## Task to complete
The entries below are to be repeated exactly as they stand.

## Records supplied
__________

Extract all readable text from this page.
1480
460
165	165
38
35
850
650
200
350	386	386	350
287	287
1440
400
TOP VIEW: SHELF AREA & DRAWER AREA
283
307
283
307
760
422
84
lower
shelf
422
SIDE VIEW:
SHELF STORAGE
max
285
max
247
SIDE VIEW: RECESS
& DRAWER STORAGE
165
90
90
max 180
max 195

__________

## Written reply
Extract all readable text from this page.
1480
460
165	165
38
35
850
650
200
350	386	386	350
287	287
1440
400
TOP VIEW: SHELF AREA & DRAWER AREA
283
307
283
307
760
422
84
lower
shelf
422
SIDE VIEW:
SHELF STORAGE
max
285
max
247
SIDE VIEW: RECESS
& DRAWER STORAGE
165
90
90
max 180
max 195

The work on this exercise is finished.